== MATERIAL FOR THE TASK ==
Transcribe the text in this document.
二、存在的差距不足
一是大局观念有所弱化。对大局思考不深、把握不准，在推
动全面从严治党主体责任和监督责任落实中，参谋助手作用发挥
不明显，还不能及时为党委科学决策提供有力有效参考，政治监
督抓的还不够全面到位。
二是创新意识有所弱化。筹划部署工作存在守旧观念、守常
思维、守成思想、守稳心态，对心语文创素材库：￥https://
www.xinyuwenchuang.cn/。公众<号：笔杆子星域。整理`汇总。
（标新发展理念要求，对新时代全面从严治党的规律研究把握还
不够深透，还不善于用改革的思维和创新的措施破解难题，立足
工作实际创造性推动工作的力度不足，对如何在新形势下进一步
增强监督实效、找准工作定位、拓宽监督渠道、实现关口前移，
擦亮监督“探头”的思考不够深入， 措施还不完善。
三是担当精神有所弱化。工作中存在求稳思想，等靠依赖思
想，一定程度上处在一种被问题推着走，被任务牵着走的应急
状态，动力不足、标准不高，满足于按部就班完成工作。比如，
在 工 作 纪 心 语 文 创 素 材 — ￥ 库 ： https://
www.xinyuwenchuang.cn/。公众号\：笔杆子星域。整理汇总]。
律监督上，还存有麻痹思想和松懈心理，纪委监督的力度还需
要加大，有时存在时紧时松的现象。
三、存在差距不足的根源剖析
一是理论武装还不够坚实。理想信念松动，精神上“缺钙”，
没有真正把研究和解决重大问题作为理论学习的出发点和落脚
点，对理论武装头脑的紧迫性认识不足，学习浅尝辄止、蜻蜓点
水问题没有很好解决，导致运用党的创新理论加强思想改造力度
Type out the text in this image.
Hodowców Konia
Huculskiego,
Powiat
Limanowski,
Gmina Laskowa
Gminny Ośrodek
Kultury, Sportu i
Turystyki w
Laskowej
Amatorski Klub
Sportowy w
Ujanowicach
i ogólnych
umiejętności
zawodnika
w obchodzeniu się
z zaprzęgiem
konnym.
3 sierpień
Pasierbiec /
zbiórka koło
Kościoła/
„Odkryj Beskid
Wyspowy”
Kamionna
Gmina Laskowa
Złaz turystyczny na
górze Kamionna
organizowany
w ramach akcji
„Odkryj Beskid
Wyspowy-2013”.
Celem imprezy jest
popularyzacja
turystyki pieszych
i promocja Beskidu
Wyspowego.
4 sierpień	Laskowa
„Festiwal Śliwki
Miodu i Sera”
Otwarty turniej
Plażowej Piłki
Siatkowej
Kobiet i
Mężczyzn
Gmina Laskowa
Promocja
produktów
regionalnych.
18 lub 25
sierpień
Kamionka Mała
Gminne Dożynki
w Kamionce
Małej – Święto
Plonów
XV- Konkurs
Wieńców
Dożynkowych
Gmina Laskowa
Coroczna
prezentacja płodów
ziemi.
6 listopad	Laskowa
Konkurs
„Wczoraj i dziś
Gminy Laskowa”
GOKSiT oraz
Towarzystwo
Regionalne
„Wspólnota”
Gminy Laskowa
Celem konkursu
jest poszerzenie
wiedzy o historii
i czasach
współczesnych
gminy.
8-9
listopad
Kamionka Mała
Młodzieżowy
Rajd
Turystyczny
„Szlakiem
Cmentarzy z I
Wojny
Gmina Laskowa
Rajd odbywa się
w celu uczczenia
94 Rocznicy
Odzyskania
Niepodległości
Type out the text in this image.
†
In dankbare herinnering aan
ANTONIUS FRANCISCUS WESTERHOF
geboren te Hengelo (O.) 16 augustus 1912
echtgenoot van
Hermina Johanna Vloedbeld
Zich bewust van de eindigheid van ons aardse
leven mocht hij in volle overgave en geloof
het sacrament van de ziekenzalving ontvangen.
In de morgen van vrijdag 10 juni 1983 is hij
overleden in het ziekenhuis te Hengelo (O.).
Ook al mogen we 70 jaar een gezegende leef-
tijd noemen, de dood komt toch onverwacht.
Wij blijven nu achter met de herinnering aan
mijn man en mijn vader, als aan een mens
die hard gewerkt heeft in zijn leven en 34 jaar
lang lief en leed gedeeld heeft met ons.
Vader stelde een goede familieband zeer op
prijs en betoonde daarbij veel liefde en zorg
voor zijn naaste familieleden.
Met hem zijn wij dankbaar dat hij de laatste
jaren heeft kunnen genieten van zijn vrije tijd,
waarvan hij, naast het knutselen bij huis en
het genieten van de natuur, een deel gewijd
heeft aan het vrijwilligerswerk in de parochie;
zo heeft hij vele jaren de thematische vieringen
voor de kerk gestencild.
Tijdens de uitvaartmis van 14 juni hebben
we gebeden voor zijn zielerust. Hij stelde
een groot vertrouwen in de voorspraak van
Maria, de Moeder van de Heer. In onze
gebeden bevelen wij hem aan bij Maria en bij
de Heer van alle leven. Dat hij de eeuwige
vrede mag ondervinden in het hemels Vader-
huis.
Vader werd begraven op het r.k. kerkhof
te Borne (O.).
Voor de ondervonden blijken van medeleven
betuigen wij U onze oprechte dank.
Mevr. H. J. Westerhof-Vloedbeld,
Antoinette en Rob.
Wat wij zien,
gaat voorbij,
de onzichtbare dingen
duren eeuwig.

== PROBLEM REQUIREMENTS ==
From the records above, please extract every line and repeat it exactly.

== IN RESPONSE ==
Transcribe the text in this document.
二、存在的差距不足
一是大局观念有所弱化。对大局思考不深、把握不准，在推
动全面从严治党主体责任和监督责任落实中，参谋助手作用发挥
不明显，还不能及时为党委科学决策提供有力有效参考，政治监
督抓的还不够全面到位。
二是创新意识有所弱化。筹划部署工作存在守旧观念、守常
思维、守成思想、守稳心态，对心语文创素材库：￥https://
www.xinyuwenchuang.cn/。公众<号：笔杆子星域。整理`汇总。
（标新发展理念要求，对新时代全面从严治党的规律研究把握还
不够深透，还不善于用改革的思维和创新的措施破解难题，立足
工作实际创造性推动工作的力度不足，对如何在新形势下进一步
增强监督实效、找准工作定位、拓宽监督渠道、实现关口前移，
擦亮监督“探头”的思考不够深入， 措施还不完善。
三是担当精神有所弱化。工作中存在求稳思想，等靠依赖思
想，一定程度上处在一种被问题推着走，被任务牵着走的应急
状态，动力不足、标准不高，满足于按部就班完成工作。比如，
在 工 作 纪 心 语 文 创 素 材 — ￥ 库 ： https://
www.xinyuwenchuang.cn/。公众号\：笔杆子星域。整理汇总]。
律监督上，还存有麻痹思想和松懈心理，纪委监督的力度还需
要加大，有时存在时紧时松的现象。
三、存在差距不足的根源剖析
一是理论武装还不够坚实。理想信念松动，精神上“缺钙”，
没有真正把研究和解决重大问题作为理论学习的出发点和落脚
点，对理论武装头脑的紧迫性认识不足，学习浅尝辄止、蜻蜓点
水问题没有很好解决，导致运用党的创新理论加强思想改造力度
Type out the text in this image.
Hodowców Konia
Huculskiego,
Powiat
Limanowski,
Gmina Laskowa
Gminny Ośrodek
Kultury, Sportu i
Turystyki w
Laskowej
Amatorski Klub
Sportowy w
Ujanowicach
i ogólnych
umiejętności
zawodnika
w obchodzeniu się
z zaprzęgiem
konnym.
3 sierpień
Pasierbiec /
zbiórka koło
Kościoła/
„Odkryj Beskid
Wyspowy”
Kamionna
Gmina Laskowa
Złaz turystyczny na
górze Kamionna
organizowany
w ramach akcji
„Odkryj Beskid
Wyspowy-2013”.
Celem imprezy jest
popularyzacja
turystyki pieszych
i promocja Beskidu
Wyspowego.
4 sierpień	Laskowa
„Festiwal Śliwki
Miodu i Sera”
Otwarty turniej
Plażowej Piłki
Siatkowej
Kobiet i
Mężczyzn
Gmina Laskowa
Promocja
produktów
regionalnych.
18 lub 25
sierpień
Kamionka Mała
Gminne Dożynki
w Kamionce
Małej – Święto
Plonów
XV- Konkurs
Wieńców
Dożynkowych
Gmina Laskowa
Coroczna
prezentacja płodów
ziemi.
6 listopad	Laskowa
Konkurs
„Wczoraj i dziś
Gminy Laskowa”
GOKSiT oraz
Towarzystwo
Regionalne
„Wspólnota”
Gminy Laskowa
Celem konkursu
jest poszerzenie
wiedzy o historii
i czasach
współczesnych
gminy.
8-9
listopad
Kamionka Mała
Młodzieżowy
Rajd
Turystyczny
„Szlakiem
Cmentarzy z I
Wojny
Gmina Laskowa
Rajd odbywa się
w celu uczczenia
94 Rocznicy
Odzyskania
Niepodległości
Type out the text in this image.
†
In dankbare herinnering aan
ANTONIUS FRANCISCUS WESTERHOF
geboren te Hengelo (O.) 16 augustus 1912
echtgenoot van
Hermina Johanna Vloedbeld
Zich bewust van de eindigheid van ons aardse
leven mocht hij in volle overgave en geloof
het sacrament van de ziekenzalving ontvangen.
In de morgen van vrijdag 10 juni 1983 is hij
overleden in het ziekenhuis te Hengelo (O.).
Ook al mogen we 70 jaar een gezegende leef-
tijd noemen, de dood komt toch onverwacht.
Wij blijven nu achter met de herinnering aan
mijn man en mijn vader, als aan een mens
die hard gewerkt heeft in zijn leven en 34 jaar
lang lief en leed gedeeld heeft met ons.
Vader stelde een goede familieband zeer op
prijs en betoonde daarbij veel liefde en zorg
voor zijn naaste familieleden.
Met hem zijn wij dankbaar dat hij de laatste
jaren heeft kunnen genieten van zijn vrije tijd,
waarvan hij, naast het knutselen bij huis en
het genieten van de natuur, een deel gewijd
heeft aan het vrijwilligerswerk in de parochie;
zo heeft hij vele jaren de thematische vieringen
voor de kerk gestencild.
Tijdens de uitvaartmis van 14 juni hebben
we gebeden voor zijn zielerust. Hij stelde
een groot vertrouwen in de voorspraak van
Maria, de Moeder van de Heer. In onze
gebeden bevelen wij hem aan bij Maria en bij
de Heer van alle leven. Dat hij de eeuwige
vrede mag ondervinden in het hemels Vader-
huis.
Vader werd begraven op het r.k. kerkhof
te Borne (O.).
Voor de ondervonden blijken van medeleven
betuigen wij U onze oprechte dank.
Mevr. H. J. Westerhof-Vloedbeld,
Antoinette en Rob.
Wat wij zien,
gaat voorbij,
de onzichtbare dingen
duren eeuwig.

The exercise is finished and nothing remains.